§ **Task input**
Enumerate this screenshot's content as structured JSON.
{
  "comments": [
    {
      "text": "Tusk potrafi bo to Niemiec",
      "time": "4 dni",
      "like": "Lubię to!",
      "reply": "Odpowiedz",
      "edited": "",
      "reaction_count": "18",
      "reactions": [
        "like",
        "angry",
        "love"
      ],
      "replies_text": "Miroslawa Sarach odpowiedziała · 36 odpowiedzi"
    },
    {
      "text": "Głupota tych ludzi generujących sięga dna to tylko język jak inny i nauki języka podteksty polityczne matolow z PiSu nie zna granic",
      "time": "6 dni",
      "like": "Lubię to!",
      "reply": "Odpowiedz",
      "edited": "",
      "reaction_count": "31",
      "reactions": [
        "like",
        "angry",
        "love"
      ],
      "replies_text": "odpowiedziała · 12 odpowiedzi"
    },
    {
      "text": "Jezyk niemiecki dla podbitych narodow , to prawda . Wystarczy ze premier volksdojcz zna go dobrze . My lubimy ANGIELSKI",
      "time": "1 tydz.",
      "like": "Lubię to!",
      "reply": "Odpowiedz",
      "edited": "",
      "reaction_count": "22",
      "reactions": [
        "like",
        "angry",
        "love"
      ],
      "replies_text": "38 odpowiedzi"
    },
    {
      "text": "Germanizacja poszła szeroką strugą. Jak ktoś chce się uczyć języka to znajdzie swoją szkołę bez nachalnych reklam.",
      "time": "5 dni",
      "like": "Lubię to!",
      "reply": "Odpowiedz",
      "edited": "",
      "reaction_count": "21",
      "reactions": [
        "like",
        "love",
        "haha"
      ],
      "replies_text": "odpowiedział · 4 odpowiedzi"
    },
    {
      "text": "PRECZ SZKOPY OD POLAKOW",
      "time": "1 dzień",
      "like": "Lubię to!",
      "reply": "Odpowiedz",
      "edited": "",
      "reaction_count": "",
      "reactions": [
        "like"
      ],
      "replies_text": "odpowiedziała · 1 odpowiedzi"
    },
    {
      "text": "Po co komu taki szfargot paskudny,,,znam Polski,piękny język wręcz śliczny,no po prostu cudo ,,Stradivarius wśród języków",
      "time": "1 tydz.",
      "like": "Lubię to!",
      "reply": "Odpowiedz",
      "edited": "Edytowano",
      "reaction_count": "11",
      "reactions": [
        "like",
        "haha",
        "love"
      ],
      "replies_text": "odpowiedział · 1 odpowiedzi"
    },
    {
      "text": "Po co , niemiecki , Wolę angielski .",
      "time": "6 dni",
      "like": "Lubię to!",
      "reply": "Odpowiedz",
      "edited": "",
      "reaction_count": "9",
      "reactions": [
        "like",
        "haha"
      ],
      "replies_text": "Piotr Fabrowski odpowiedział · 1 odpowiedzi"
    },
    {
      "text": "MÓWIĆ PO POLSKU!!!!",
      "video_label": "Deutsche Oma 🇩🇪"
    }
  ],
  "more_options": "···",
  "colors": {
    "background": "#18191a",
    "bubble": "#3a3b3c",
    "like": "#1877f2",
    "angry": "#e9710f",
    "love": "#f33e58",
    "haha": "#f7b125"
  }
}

...

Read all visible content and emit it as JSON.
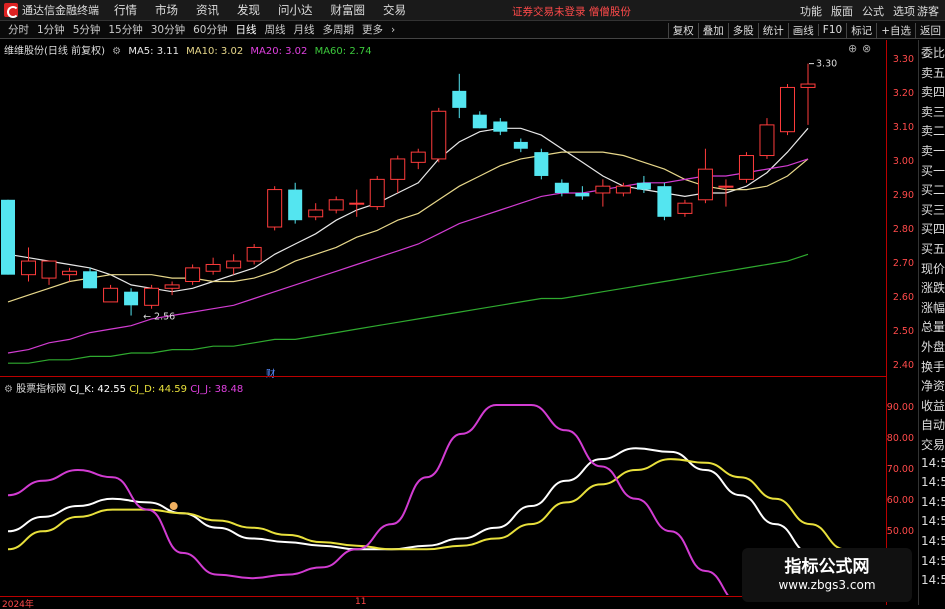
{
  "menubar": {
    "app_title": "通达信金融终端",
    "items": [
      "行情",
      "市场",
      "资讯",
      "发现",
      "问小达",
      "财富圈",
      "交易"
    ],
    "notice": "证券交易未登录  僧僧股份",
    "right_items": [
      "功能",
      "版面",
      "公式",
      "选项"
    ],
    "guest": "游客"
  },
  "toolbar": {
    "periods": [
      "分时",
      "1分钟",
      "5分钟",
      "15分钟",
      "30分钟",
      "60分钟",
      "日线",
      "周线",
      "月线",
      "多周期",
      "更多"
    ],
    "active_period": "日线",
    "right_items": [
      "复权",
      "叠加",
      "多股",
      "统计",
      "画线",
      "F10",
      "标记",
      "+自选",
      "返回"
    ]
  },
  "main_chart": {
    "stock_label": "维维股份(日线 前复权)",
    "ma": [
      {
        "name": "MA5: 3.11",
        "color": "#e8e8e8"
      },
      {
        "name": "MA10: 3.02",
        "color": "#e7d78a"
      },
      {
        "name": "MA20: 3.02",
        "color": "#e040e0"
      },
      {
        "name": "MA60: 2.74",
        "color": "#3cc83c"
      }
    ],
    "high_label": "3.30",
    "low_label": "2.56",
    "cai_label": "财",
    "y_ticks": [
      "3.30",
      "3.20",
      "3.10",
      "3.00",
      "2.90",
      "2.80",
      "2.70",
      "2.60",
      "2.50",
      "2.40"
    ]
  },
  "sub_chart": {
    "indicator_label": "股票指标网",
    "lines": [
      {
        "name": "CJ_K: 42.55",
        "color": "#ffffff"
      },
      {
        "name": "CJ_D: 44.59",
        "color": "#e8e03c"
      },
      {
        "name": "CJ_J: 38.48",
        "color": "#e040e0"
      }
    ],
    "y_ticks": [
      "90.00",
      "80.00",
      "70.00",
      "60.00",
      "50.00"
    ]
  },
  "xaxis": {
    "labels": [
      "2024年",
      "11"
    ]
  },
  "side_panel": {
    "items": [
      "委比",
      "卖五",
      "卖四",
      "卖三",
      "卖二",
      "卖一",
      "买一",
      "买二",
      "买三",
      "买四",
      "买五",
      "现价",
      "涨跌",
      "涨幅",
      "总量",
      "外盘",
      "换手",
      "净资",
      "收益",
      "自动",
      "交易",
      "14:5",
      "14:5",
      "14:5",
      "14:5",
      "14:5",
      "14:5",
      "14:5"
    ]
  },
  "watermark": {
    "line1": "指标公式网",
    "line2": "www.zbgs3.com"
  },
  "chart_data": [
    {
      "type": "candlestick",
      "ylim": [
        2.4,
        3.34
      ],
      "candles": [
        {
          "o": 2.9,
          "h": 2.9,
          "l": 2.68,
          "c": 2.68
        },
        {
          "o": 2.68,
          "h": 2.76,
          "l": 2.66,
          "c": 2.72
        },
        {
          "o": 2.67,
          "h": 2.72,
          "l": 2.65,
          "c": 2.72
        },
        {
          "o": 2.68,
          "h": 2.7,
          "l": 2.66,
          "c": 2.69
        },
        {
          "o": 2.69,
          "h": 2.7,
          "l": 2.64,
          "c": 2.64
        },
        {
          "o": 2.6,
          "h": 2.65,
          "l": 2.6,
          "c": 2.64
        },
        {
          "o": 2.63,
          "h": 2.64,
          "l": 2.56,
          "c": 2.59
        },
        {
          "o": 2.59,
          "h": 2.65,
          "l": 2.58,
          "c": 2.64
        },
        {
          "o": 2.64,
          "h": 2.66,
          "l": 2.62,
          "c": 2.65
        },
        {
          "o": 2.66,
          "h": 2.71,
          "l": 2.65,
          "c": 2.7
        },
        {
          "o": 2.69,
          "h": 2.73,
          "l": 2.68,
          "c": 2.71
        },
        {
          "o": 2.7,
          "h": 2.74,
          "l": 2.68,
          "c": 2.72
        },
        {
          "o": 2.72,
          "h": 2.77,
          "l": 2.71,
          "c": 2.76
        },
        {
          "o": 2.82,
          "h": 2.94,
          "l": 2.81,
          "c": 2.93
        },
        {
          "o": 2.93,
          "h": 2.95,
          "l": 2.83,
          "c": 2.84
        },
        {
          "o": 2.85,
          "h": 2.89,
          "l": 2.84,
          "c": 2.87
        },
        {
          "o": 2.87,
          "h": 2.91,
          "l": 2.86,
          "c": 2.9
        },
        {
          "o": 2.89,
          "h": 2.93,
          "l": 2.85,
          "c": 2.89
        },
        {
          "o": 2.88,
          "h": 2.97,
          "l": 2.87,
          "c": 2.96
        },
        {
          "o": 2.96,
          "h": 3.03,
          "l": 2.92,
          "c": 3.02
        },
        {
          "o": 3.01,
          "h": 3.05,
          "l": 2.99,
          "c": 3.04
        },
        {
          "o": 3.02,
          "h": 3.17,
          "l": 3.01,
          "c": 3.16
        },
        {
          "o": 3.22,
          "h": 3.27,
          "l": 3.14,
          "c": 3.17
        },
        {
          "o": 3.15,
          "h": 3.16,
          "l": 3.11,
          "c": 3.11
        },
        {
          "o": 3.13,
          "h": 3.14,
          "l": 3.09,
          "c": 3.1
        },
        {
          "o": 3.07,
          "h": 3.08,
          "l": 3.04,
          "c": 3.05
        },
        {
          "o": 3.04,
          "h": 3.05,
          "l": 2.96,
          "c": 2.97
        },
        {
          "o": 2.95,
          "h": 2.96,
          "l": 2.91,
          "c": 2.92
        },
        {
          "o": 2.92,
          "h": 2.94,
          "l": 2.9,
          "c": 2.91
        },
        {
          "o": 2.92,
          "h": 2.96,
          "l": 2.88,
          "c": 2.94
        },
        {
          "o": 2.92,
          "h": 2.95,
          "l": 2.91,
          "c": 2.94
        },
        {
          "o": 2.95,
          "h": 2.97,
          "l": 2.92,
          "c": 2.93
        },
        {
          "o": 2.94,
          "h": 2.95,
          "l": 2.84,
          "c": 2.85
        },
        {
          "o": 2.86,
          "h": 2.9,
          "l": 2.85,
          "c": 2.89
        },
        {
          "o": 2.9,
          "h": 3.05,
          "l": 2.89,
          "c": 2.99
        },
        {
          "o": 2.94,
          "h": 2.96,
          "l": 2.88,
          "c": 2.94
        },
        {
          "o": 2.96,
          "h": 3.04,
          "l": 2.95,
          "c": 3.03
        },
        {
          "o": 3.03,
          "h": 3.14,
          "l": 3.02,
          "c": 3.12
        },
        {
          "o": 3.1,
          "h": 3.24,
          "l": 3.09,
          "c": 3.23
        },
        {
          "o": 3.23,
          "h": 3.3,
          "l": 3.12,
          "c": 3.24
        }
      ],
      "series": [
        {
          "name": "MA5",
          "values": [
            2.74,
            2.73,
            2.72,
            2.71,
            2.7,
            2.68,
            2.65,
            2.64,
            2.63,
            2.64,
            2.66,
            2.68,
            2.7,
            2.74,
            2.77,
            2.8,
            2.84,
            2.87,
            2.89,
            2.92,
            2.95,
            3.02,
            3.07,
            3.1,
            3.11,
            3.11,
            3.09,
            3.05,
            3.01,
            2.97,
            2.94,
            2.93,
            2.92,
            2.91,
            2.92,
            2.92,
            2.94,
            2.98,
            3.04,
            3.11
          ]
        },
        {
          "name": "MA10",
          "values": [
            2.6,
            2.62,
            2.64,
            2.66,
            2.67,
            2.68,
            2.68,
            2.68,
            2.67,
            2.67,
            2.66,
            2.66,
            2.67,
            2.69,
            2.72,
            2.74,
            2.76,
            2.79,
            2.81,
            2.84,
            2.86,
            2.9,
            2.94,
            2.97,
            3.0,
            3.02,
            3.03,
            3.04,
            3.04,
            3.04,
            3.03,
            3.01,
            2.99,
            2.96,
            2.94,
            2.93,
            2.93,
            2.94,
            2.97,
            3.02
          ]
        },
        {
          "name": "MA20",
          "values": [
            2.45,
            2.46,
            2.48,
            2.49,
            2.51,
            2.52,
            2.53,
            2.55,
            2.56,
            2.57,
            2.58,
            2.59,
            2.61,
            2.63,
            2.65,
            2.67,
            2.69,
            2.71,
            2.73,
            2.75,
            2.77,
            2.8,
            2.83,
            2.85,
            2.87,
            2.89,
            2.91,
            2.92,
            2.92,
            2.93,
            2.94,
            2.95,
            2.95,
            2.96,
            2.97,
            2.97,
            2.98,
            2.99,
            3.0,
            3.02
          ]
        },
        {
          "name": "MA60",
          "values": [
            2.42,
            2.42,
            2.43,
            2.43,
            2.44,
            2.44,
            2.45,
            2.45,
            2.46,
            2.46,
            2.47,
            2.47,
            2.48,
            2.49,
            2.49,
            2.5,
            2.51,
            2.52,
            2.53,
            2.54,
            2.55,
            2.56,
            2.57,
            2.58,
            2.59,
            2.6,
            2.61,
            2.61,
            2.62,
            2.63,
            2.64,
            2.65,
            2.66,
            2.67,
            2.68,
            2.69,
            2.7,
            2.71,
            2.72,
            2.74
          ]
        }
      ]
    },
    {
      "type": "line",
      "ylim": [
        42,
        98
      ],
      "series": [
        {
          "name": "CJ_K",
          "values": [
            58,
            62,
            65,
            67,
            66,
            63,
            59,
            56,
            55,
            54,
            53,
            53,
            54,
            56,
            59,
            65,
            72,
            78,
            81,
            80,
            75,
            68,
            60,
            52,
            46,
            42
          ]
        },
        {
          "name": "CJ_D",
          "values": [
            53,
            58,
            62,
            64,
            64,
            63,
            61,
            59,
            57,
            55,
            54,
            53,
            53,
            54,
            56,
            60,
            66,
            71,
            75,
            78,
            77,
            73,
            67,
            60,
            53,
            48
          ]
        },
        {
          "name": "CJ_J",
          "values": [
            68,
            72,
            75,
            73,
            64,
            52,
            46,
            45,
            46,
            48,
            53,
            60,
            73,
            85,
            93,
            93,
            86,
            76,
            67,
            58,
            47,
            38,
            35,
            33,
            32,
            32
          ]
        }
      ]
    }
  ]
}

--

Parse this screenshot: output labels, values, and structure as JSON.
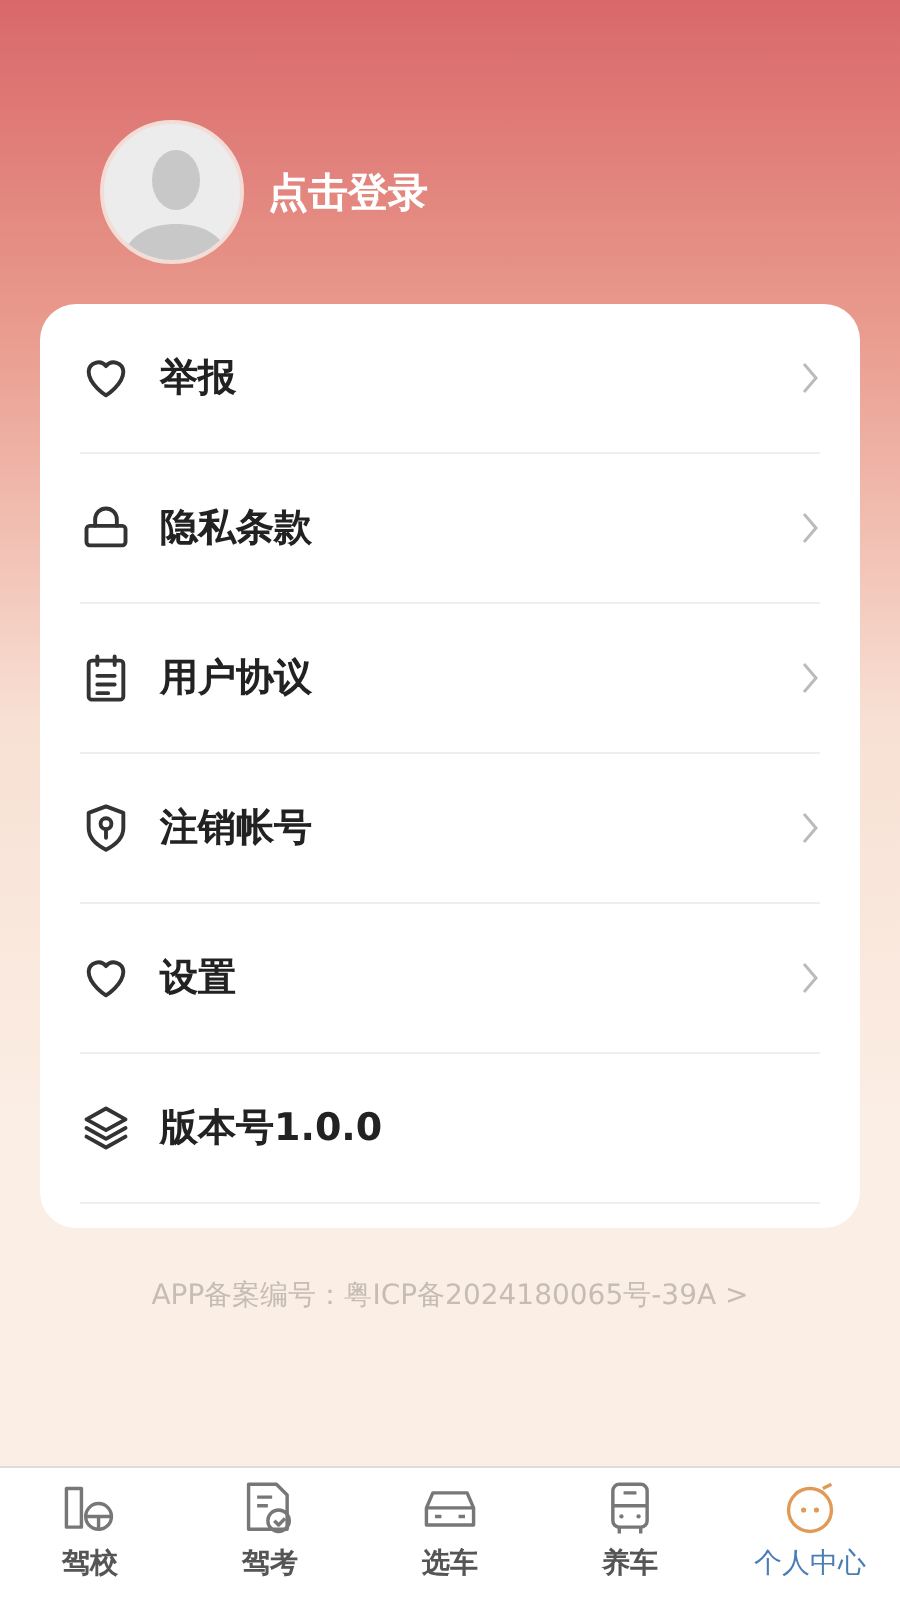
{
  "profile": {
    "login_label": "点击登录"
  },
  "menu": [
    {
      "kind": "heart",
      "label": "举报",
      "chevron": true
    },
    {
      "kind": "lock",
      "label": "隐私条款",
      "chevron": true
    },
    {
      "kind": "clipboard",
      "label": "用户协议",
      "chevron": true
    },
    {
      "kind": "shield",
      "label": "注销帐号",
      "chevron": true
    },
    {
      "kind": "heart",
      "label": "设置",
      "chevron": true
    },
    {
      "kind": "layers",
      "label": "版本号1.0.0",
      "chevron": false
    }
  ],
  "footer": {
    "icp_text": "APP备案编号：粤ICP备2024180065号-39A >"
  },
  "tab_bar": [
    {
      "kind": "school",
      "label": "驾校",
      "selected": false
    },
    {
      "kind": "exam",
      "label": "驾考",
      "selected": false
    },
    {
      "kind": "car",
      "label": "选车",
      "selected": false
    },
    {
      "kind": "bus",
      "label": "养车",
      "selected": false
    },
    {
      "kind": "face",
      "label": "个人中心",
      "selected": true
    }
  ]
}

§ **Set problem**
Of the lines above, how many contain the word "odpowiedzi"? Provide the number and nothing else.

§ **Final result**
7